(EXERCISE PROMPT): Would you transcribe the whole listing exactly, minus its pictures?

── EXTRACTED INFORMATION ──

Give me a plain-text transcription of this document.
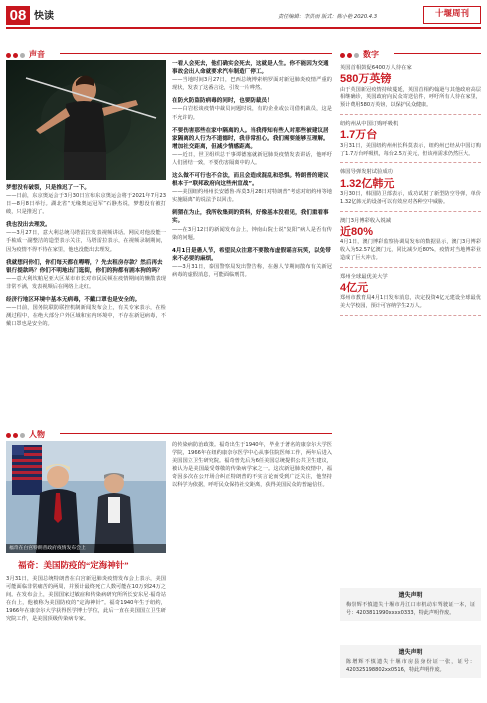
08 快读	责任编辑：李洪雨 版式：陈小艳 2020.4.3	十堰周刊
声音
梦想没有破裂，只是推迟了一下。
——日前，东京奥运会于3月30日宣布东京奥运会将于2021年7月23日—8月8日举行。湖北省“无缘奥运冠军”石静杰说，梦想没有被打破，只是推迟了。
我也没出去理发。
——3月27日，意大利总统马塔雷拉发表视频讲话。网民对他没能一手梳成一副整洁的造型表示关注，马塔雷拉表示，在视频录制期间，因为疫情不得不待在家里，他也没能出去理发。
我就想问你们，你们每天都在嘚嘚，？先去租房存款？然后再去银行提款吗？你们不明地出门逛街，你们的狗都有剧本狗的吗？
——意大利坎帕尼亚大区某市市长对市民民顿在疫情期间的懒散表现非常不满，发表视频后在网络上走红。
经济行地区环境中基本无病毒，不戴口罩也是安全的。
——日前，国务院联防联控机制新闻发布会上，有关专家表示，在检测过程中，在绝大部分户外区域和室内环境中，不存在新冠病毒，不戴口罩也是安全的。
一看人会死去，他们确实会死去，这就是人生。你不能因为交通事故会出人命就要求汽车制造厂停工。
——当地时间3月27日，巴西总统博索纳罗面对新冠肺炎疫情严重的现状，发表了这番言论，引发一片哗然。
在防火防盗防病毒的同时，也要防裁员！
——白岩松谈疫情中裁员问题时说，有的企业或公司借机裁员，这是不允许的。
不要伤害那些在家中隔离的人。当我得知有些人对那些被建议居家隔离的人行为不道德时，我非常担心。我们需要能够互理解。增加社交距离，但减少情感距离。
——近日，世卫组织总干事谭德塞就新冠肺炎疫情发表讲话，他呼吁人们团结一致，不要伤害隔离中的人。
这么做不可行也不合法，而且会造成混乱和恐惧。特朗普的建议根本于“联邦政府向这些州宣战”。
——美国纽约州州长安德鲁·库莫3月28日对特朗普“考虑对纽约州等地实施隔离”的说法予以回击。
刺猬在为止，我所收集到的资料，好像基本没看见，我们重看事实。
——在3月12日的新闻发布会上，钟南山院士说“复阳”病人是否有传染的问题。
4月1日是愚人节，希望民众注意不要散布虚假谣言玩笑，以免带来不必要的麻烦。
——3月31日，泰国警察局发出警告称，在愚人节期间散布有关新冠病毒的虚假消息，可能面临刑罚。
人物
福奇在白宫特朗普政府疫情发布会上
福奇：美国防疫的“定海神针”
3月31日，美国总统特朗普在白宫新冠肺炎疫情发布会上表示，美国可能面临非常痛苦的两周，并预计最终死亡人数可能在10万到24万之间。在发布会上，美国国家过敏症和传染病研究所所长安东尼·福奇站在台上，他被称为美国防疫的“定海神针”。福奇1940年生于纽约，1966年在康奈尔大学获得医学博士学位，此后一直在美国国立卫生研究院工作，是美国顶级传染病专家。
的传染病防治政策。福奇出生于1940年，毕业于著名的康奈尔大学医学院，1966年在纽约康奈尔医学中心从事住院医师工作，两年后进入美国国立卫生研究院。福奇曾先后为6任美国总统提供公共卫生建议，被认为是美国最受尊敬的传染病学家之一。这次新冠肺炎疫情中，福奇因多次在公开场合纠正特朗普的不实言论而受到广泛关注，他坚持以科学为依据，呼吁民众保持社交距离，获得美国民众的普遍信任。
数字
英国首相鼓促6400万人待在家
580万英镑
由于英国新冠疫情持续蔓延，英国首相约翰逊与其他政府高层相继确诊，英国政府向民众寄送信件，呼吁所有人待在家里，预计费用580万英镑，以保护民众健康。
纽约州从中国订购呼吸机
1.7万台
3月31日，美国纽约州州长科莫表示，纽约州已经从中国订购了1.7万台呼吸机，每台2.5万美元，但该州需求仍然巨大。
韩国导弹发射试验成功
1.32亿韩元
3月30日，韩国防卫部表示，成功试射了新型防空导弹，单价1.32亿韩元的设备可以有效应对各种空中威胁。
澳门3月博彩收入锐减
近80%
4月1日，澳门博彩监察协调局发布的数据显示，澳门3月博彩收入为52.57亿澳门元，同比减少近80%，疫情对当地博彩业造成了巨大冲击。
郑州全球最优美大学
4亿元
郑州市教育局4月1日发布消息，决定投资4亿元建设全球最优美大学校园，预计可容纳学生2万人。
遗失声明
梅崇辉不慎遗失十堰市丹江口市机动车驾驶证一本，证号：4203811990xxxx0333，特此声明作废。
遗失声明
陈增辉不慎遗失十堰市房县身份证一张，证号：420325198802xx0516，特此声明作废。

───

(FULL ANSWER):
Give me a plain-text transcription of this document.
08 快读	责任编辑：李洪雨 版式：陈小艳 2020.4.3	十堰周刊
声音
梦想没有破裂，只是推迟了一下。
——日前，东京奥运会于3月30日宣布东京奥运会将于2021年7月23日—8月8日举行。湖北省“无缘奥运冠军”石静杰说，梦想没有被打破，只是推迟了。
我也没出去理发。
——3月27日，意大利总统马塔雷拉发表视频讲话。网民对他没能一手梳成一副整洁的造型表示关注，马塔雷拉表示，在视频录制期间，因为疫情不得不待在家里，他也没能出去理发。
我就想问你们，你们每天都在嘚嘚，？先去租房存款？然后再去银行提款吗？你们不明地出门逛街，你们的狗都有剧本狗的吗？
——意大利坎帕尼亚大区某市市长对市民民顿在疫情期间的懒散表现非常不满，发表视频后在网络上走红。
经济行地区环境中基本无病毒，不戴口罩也是安全的。
——日前，国务院联防联控机制新闻发布会上，有关专家表示，在检测过程中，在绝大部分户外区域和室内环境中，不存在新冠病毒，不戴口罩也是安全的。
一看人会死去，他们确实会死去，这就是人生。你不能因为交通事故会出人命就要求汽车制造厂停工。
——当地时间3月27日，巴西总统博索纳罗面对新冠肺炎疫情严重的现状，发表了这番言论，引发一片哗然。
在防火防盗防病毒的同时，也要防裁员！
——白岩松谈疫情中裁员问题时说，有的企业或公司借机裁员，这是不允许的。
不要伤害那些在家中隔离的人。当我得知有些人对那些被建议居家隔离的人行为不道德时，我非常担心。我们需要能够互理解。增加社交距离，但减少情感距离。
——近日，世卫组织总干事谭德塞就新冠肺炎疫情发表讲话，他呼吁人们团结一致，不要伤害隔离中的人。
这么做不可行也不合法，而且会造成混乱和恐惧。特朗普的建议根本于“联邦政府向这些州宣战”。
——美国纽约州州长安德鲁·库莫3月28日对特朗普“考虑对纽约州等地实施隔离”的说法予以回击。
刺猬在为止，我所收集到的资料，好像基本没看见，我们重看事实。
——在3月12日的新闻发布会上，钟南山院士说“复阳”病人是否有传染的问题。
4月1日是愚人节，希望民众注意不要散布虚假谣言玩笑，以免带来不必要的麻烦。
——3月31日，泰国警察局发出警告称，在愚人节期间散布有关新冠病毒的虚假消息，可能面临刑罚。
人物
福奇在白宫特朗普政府疫情发布会上
福奇：美国防疫的“定海神针”
3月31日，美国总统特朗普在白宫新冠肺炎疫情发布会上表示，美国可能面临非常痛苦的两周，并预计最终死亡人数可能在10万到24万之间。在发布会上，美国国家过敏症和传染病研究所所长安东尼·福奇站在台上，他被称为美国防疫的“定海神针”。福奇1940年生于纽约，1966年在康奈尔大学获得医学博士学位，此后一直在美国国立卫生研究院工作，是美国顶级传染病专家。
的传染病防治政策。福奇出生于1940年，毕业于著名的康奈尔大学医学院，1966年在纽约康奈尔医学中心从事住院医师工作，两年后进入美国国立卫生研究院。福奇曾先后为6任美国总统提供公共卫生建议，被认为是美国最受尊敬的传染病学家之一。这次新冠肺炎疫情中，福奇因多次在公开场合纠正特朗普的不实言论而受到广泛关注，他坚持以科学为依据，呼吁民众保持社交距离，获得美国民众的普遍信任。
数字
英国首相鼓促6400万人待在家
580万英镑
由于英国新冠疫情持续蔓延，英国首相约翰逊与其他政府高层相继确诊，英国政府向民众寄送信件，呼吁所有人待在家里，预计费用580万英镑，以保护民众健康。
纽约州从中国订购呼吸机
1.7万台
3月31日，美国纽约州州长科莫表示，纽约州已经从中国订购了1.7万台呼吸机，每台2.5万美元，但该州需求仍然巨大。
韩国导弹发射试验成功
1.32亿韩元
3月30日，韩国防卫部表示，成功试射了新型防空导弹，单价1.32亿韩元的设备可以有效应对各种空中威胁。
澳门3月博彩收入锐减
近80%
4月1日，澳门博彩监察协调局发布的数据显示，澳门3月博彩收入为52.57亿澳门元，同比减少近80%，疫情对当地博彩业造成了巨大冲击。
郑州全球最优美大学
4亿元
郑州市教育局4月1日发布消息，决定投资4亿元建设全球最优美大学校园，预计可容纳学生2万人。
遗失声明
梅崇辉不慎遗失十堰市丹江口市机动车驾驶证一本，证号：4203811990xxxx0333，特此声明作废。
遗失声明
陈增辉不慎遗失十堰市房县身份证一张，证号：420325198802xx0516，特此声明作废。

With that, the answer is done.